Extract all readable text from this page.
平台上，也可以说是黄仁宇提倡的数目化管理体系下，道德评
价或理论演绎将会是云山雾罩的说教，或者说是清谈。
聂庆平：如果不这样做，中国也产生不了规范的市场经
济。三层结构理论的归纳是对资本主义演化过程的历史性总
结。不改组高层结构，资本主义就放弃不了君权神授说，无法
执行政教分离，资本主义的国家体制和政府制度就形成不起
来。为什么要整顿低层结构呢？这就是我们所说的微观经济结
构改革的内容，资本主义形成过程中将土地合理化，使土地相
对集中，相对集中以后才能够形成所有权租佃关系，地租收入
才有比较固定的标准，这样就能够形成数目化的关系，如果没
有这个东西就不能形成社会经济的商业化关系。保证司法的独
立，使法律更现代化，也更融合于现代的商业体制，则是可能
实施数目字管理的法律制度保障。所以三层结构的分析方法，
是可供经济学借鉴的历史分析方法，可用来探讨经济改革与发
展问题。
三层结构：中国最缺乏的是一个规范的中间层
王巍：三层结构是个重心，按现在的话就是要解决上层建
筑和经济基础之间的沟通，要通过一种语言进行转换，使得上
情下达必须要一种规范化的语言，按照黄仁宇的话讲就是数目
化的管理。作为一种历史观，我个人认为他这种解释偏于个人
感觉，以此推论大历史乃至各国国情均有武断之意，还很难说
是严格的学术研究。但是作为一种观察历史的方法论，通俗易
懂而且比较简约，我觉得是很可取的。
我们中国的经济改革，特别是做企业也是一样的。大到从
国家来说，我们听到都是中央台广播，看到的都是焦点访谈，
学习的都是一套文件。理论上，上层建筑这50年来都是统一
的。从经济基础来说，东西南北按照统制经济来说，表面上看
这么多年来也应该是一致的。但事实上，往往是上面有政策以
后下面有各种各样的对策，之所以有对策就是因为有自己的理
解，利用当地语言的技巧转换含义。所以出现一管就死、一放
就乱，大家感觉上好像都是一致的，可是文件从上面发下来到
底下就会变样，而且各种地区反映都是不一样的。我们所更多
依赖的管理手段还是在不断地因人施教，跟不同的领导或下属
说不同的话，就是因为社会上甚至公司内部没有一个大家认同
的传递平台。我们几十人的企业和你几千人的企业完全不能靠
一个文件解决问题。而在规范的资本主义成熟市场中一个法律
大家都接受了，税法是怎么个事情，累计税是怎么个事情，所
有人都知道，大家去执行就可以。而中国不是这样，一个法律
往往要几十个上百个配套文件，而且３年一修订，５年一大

====

● Stated problem:
Repeat the material above exactly.

● Exercise output:
Extract all readable text from this page.
平台上，也可以说是黄仁宇提倡的数目化管理体系下，道德评
价或理论演绎将会是云山雾罩的说教，或者说是清谈。
聂庆平：如果不这样做，中国也产生不了规范的市场经
济。三层结构理论的归纳是对资本主义演化过程的历史性总
结。不改组高层结构，资本主义就放弃不了君权神授说，无法
执行政教分离，资本主义的国家体制和政府制度就形成不起
来。为什么要整顿低层结构呢？这就是我们所说的微观经济结
构改革的内容，资本主义形成过程中将土地合理化，使土地相
对集中，相对集中以后才能够形成所有权租佃关系，地租收入
才有比较固定的标准，这样就能够形成数目化的关系，如果没
有这个东西就不能形成社会经济的商业化关系。保证司法的独
立，使法律更现代化，也更融合于现代的商业体制，则是可能
实施数目字管理的法律制度保障。所以三层结构的分析方法，
是可供经济学借鉴的历史分析方法，可用来探讨经济改革与发
展问题。
三层结构：中国最缺乏的是一个规范的中间层
王巍：三层结构是个重心，按现在的话就是要解决上层建
筑和经济基础之间的沟通，要通过一种语言进行转换，使得上
情下达必须要一种规范化的语言，按照黄仁宇的话讲就是数目
化的管理。作为一种历史观，我个人认为他这种解释偏于个人
感觉，以此推论大历史乃至各国国情均有武断之意，还很难说
是严格的学术研究。但是作为一种观察历史的方法论，通俗易
懂而且比较简约，我觉得是很可取的。
我们中国的经济改革，特别是做企业也是一样的。大到从
国家来说，我们听到都是中央台广播，看到的都是焦点访谈，
学习的都是一套文件。理论上，上层建筑这50年来都是统一
的。从经济基础来说，东西南北按照统制经济来说，表面上看
这么多年来也应该是一致的。但事实上，往往是上面有政策以
后下面有各种各样的对策，之所以有对策就是因为有自己的理
解，利用当地语言的技巧转换含义。所以出现一管就死、一放
就乱，大家感觉上好像都是一致的，可是文件从上面发下来到
底下就会变样，而且各种地区反映都是不一样的。我们所更多
依赖的管理手段还是在不断地因人施教，跟不同的领导或下属
说不同的话，就是因为社会上甚至公司内部没有一个大家认同
的传递平台。我们几十人的企业和你几千人的企业完全不能靠
一个文件解决问题。而在规范的资本主义成熟市场中一个法律
大家都接受了，税法是怎么个事情，累计税是怎么个事情，所
有人都知道，大家去执行就可以。而中国不是这样，一个法律
往往要几十个上百个配套文件，而且３年一修订，５年一大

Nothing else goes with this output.